TAREAS REQUERIDAS –
**1)** ¿Concuerdan con el texto sobre Boris Miranda estas afirmaciones? Responde sí o no a cada una y cita textualmente las palabras del texto que lo deciden. (a) Piazzolla y Gardel se conocieron en Nueva York. (b) El texto sostiene que, por lo general, somos unos insensibles. (c) Quien narra sembró la semilla de la lágrima siendo ya mayor.
**2)** Transcribe sin cambios el fragmento del texto sobre Boris Miranda que va desde "Un día, siendo" hasta "guardo las mejores.", ambos incluidos.
··· TEXTO PARA LEER
No es que seamos, por lo general, unos insensibles. Somos más bien, me parece, descuidados. Y muchos aprenden muy rápido a seguir como si nada, como si las ausencias no contaran, como si las presencias fueran todas iguales.

Hoy, siento que la partida de Boris Miranda no se equipara con la de esos individuos que vulgarmente cada hora van a parar a los cementerios. Y que –como en su caso– no tiene ningún sentido enterrar a los buenos muertos por la sencilla razón de que, por más que la memoria nos traicione a los dos días de su funeral, ellos, como Gardel, no se mueren nunca. (Ahora pienso que Piazzolla fue un ingenuo cuando, en una carta jovial, se despedía así del Zorzal Criollo: “no te mueras nunca”. Sintomáticamente, se habían conocido en Nueva York durante la filmación de El día que me quieras).

Soy un tonto con expectativas infundadas. Cuando me acometen estos trances absurdos como el de Boris, no pasa mucho tiempo y me sobreviene la esperanza del reencuentro. Sigue ahí la pena grande por esa persona genial que se ha ido dejándonos una horrible sensación de orfandad, pero, al mismo tiempo (¿porque hay Dios?, ¿porque hay una fuerza superior que llega siempre en nuestro auxilio?) está la esperanza, una inexplicable fortaleza de espíritu: ¿Habrá algo más hermoso que imaginarte después de muerto reuniéndote de nuevo con tu papá, con tu mamá, con tus abuelos queridos, con ese amigo entrañable que se te adelantó? ¿Y si morirse no fuera tan malo para los que se van como lo es para los que seguimos por aquí?

Un día, siendo muy joven, sembré la semilla de la lágrima; desde entonces, la riego con paciencia y la cosecho según mi conveniencia. Está la madre y está la hija, como probablemente la concebiría en su tiempo Charly García. Todas son agua, pero yo me precio de irlas soltando como en cuentagotas y, selectivamente, me guardo las mejores.

Gajes del oficio de enterrador, a fuerza de réquiems olvidables, al final acabé cultivando el arte más justiciero de todos, el de llorar desconsoladamente a un buen muerto.
······
··· DATOS PROPORCIONADOS
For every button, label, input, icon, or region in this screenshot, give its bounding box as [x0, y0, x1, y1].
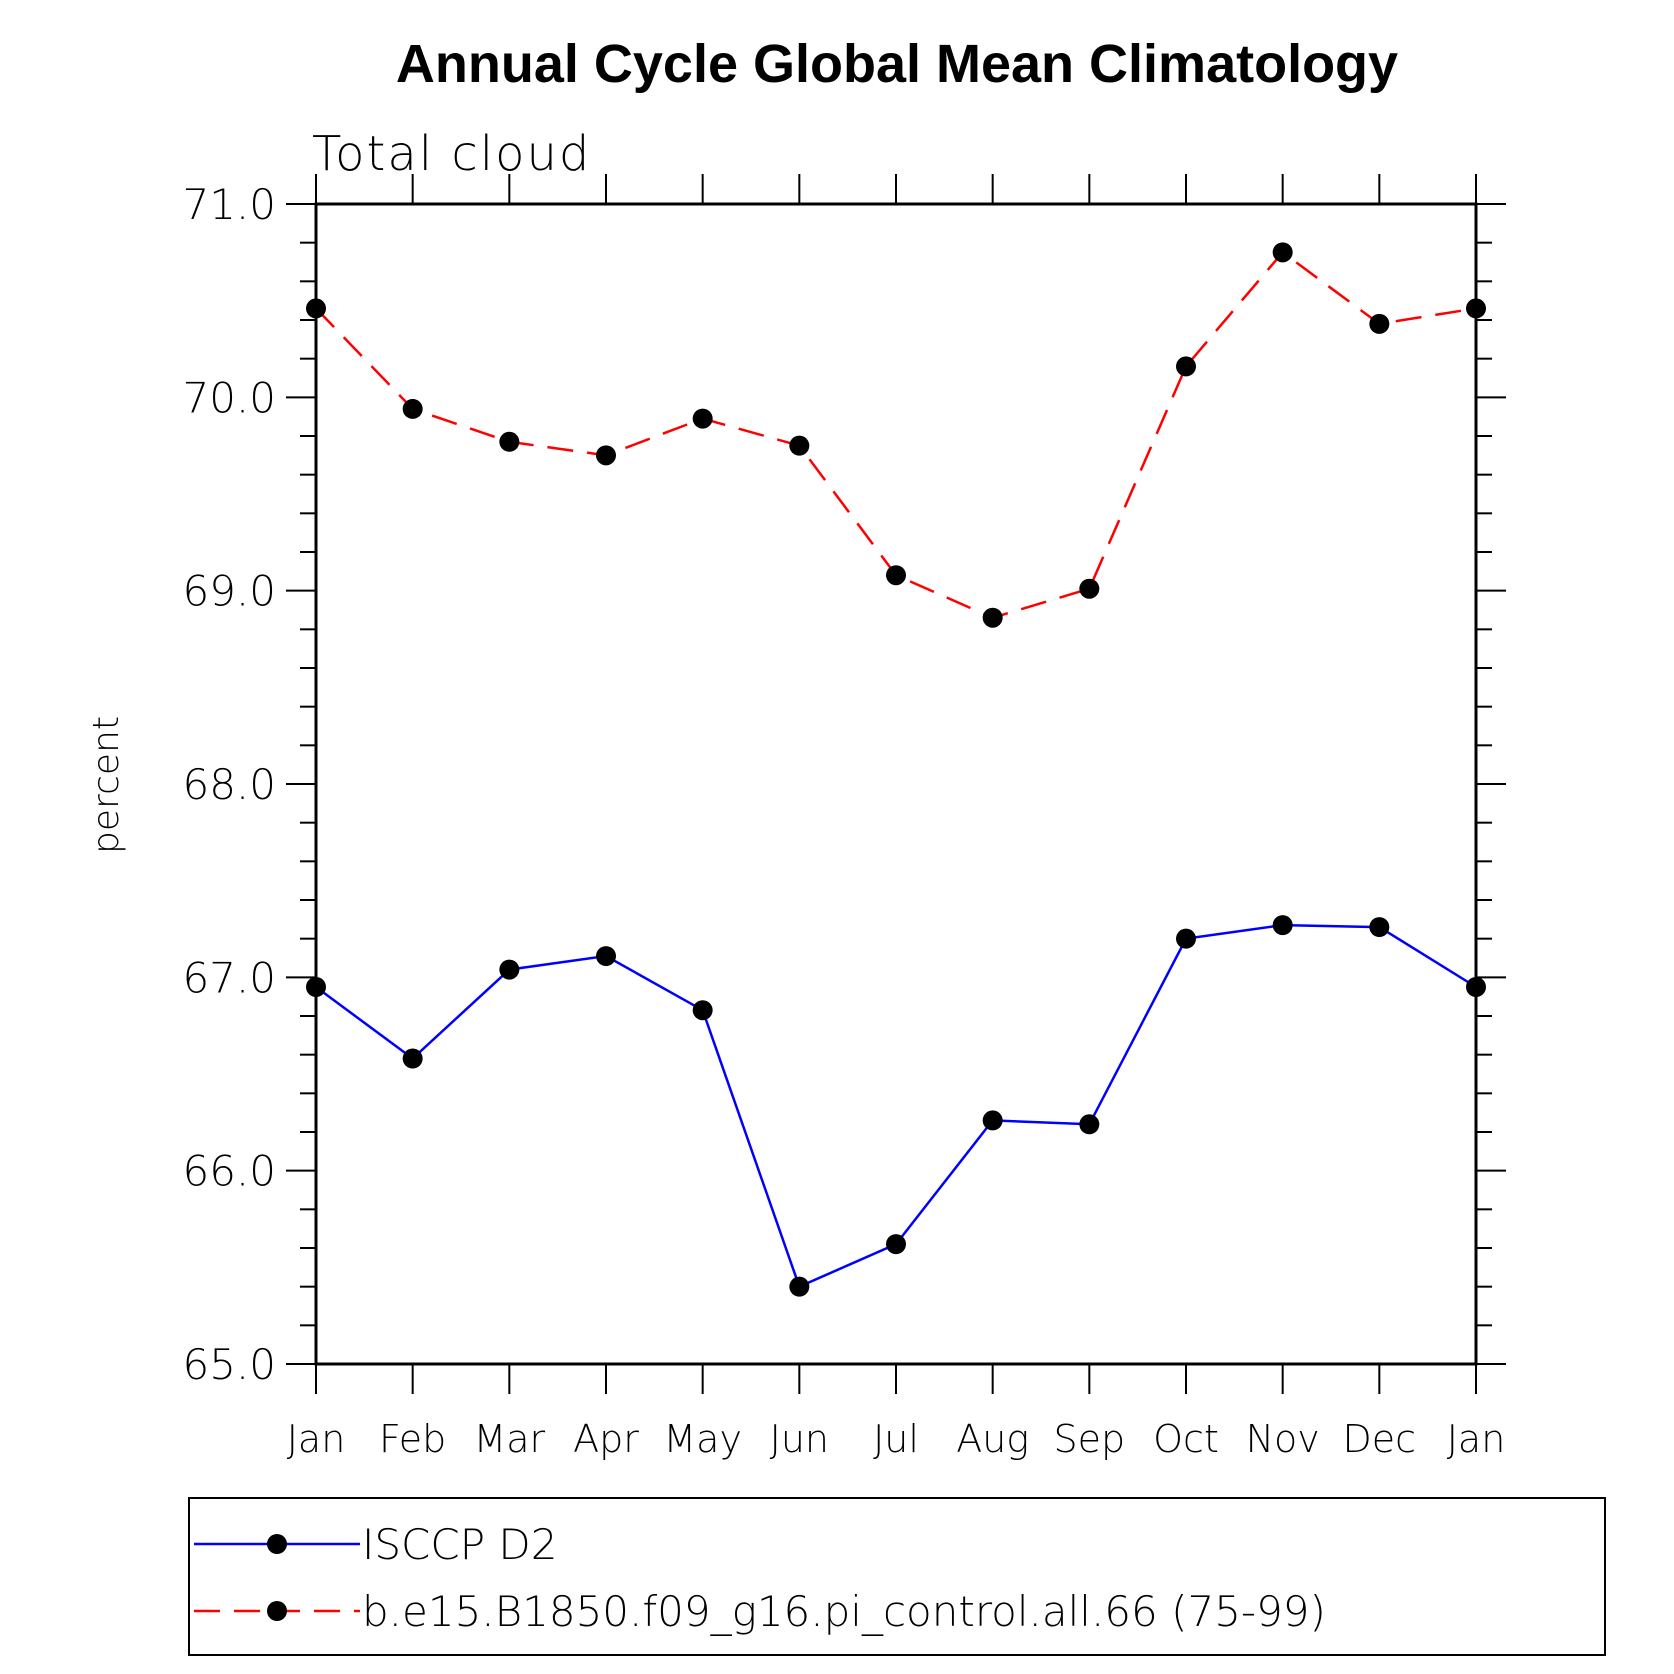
······
RESPUESTAS DEL EJERCICIO –
**1)**
(a) Sí: «se habían conocido en Nueva York durante la filmación de El día que me quieras».
(b) No: «No es que seamos, por lo general, unos insensibles».
(c) No: «Un día, siendo muy joven, sembré la semilla de la lágrima».

**2)**
Un día, siendo muy joven, sembré la semilla de la lágrima; desde entonces, la riego con paciencia y la cosecho según mi conveniencia. Está la madre y está la hija, como probablemente la concebiría en su tiempo Charly García. Todas son agua, pero yo me precio de irlas soltando como en cuentagotas y, selectivamente, me guardo las mejores.